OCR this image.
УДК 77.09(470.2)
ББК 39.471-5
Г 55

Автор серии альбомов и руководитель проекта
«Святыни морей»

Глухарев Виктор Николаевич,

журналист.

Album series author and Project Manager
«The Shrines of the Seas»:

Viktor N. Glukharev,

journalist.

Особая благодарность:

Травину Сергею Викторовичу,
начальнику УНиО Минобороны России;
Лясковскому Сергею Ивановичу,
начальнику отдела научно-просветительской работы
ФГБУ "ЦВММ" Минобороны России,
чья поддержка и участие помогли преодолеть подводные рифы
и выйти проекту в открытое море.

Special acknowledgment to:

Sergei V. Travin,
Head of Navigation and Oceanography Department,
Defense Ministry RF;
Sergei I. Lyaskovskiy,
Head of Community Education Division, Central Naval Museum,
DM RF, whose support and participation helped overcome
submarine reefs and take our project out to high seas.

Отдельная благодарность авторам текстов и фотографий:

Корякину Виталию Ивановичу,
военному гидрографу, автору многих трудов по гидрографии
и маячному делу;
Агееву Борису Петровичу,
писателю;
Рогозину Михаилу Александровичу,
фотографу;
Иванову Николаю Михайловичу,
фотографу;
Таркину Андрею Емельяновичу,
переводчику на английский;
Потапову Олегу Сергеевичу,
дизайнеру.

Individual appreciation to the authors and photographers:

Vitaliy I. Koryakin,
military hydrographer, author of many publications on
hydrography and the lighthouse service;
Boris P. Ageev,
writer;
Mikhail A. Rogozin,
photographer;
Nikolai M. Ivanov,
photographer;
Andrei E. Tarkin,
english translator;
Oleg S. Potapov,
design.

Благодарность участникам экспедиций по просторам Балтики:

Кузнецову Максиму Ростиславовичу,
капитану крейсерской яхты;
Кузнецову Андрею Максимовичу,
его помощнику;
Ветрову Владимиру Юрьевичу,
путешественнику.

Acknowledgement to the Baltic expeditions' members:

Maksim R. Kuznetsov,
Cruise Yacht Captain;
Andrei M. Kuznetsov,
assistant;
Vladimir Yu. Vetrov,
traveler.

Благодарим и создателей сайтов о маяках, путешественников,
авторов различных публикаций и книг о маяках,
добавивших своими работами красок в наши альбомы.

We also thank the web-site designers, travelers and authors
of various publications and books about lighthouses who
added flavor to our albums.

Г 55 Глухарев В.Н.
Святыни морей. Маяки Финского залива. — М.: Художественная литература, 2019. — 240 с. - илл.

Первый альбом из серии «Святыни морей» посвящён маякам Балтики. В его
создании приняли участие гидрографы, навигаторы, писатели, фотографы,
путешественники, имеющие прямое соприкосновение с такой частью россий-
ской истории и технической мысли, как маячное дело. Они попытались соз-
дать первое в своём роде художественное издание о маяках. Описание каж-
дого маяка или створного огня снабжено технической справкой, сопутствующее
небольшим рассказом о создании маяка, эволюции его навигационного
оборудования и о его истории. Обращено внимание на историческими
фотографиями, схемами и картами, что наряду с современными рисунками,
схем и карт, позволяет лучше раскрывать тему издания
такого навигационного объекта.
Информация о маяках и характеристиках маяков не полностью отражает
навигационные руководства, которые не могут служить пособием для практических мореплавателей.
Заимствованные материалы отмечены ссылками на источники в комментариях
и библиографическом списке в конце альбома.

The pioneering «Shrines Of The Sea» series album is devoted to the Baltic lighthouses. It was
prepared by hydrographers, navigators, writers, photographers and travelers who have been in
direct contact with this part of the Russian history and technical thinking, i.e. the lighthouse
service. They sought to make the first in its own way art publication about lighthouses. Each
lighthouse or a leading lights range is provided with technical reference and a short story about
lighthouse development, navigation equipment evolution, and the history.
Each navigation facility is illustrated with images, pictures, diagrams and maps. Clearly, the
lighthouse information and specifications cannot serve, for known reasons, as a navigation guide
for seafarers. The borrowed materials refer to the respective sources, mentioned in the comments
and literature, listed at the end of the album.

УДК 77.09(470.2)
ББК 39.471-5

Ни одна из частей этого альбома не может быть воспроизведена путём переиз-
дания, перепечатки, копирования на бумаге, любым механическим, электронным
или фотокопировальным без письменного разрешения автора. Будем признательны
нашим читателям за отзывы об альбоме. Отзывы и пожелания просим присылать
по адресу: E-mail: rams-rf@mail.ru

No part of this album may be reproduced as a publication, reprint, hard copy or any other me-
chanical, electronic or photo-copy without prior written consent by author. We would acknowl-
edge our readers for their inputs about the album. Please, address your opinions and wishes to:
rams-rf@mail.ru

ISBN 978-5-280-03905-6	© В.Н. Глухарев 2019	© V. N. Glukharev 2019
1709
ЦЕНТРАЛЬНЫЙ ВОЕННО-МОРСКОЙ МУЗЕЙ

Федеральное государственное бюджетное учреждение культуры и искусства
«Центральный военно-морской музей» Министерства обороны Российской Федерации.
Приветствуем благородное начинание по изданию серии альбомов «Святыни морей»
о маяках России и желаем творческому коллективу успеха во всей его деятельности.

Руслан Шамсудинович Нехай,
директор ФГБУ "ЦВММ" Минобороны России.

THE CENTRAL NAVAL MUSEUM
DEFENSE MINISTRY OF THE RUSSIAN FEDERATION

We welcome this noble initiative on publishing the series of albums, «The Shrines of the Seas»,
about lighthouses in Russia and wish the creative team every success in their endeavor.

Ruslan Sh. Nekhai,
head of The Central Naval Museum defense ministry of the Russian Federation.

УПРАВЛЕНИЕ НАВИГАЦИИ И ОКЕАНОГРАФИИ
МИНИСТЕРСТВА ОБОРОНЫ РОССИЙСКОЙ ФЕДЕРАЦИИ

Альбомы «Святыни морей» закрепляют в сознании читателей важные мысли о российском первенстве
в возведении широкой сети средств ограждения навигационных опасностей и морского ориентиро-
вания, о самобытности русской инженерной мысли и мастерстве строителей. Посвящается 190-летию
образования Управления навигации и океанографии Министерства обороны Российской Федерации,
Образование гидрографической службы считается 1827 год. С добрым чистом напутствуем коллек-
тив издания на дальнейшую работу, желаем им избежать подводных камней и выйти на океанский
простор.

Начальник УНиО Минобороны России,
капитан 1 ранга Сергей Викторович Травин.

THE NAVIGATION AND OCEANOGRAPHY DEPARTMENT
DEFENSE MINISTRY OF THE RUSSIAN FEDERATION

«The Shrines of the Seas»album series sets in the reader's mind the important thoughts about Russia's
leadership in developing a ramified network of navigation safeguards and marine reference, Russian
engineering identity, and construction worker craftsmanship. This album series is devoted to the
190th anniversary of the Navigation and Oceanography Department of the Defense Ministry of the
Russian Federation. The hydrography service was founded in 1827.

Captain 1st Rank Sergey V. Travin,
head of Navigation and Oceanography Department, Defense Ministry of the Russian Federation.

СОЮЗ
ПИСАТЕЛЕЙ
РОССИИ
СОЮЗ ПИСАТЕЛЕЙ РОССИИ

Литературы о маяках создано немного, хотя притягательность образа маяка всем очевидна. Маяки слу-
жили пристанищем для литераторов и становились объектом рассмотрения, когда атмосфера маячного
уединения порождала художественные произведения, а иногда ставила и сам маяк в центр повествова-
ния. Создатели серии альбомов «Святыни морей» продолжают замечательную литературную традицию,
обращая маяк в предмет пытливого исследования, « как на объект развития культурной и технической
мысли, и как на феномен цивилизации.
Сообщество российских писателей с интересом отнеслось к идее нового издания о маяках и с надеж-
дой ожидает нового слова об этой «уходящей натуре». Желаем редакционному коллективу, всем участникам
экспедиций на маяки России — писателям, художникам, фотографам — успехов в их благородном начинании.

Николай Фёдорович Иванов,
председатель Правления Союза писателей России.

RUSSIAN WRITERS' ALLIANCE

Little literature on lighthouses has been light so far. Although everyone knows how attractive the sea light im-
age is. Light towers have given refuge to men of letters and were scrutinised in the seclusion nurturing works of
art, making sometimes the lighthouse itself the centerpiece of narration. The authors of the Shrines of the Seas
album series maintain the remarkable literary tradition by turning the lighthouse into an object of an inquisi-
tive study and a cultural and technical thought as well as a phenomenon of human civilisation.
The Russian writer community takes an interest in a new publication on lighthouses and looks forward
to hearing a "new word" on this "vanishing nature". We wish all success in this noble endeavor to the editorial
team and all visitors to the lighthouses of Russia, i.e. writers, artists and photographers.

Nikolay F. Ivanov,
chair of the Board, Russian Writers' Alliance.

**********

Give only the number of lines in the listing above that include the string "literature".

2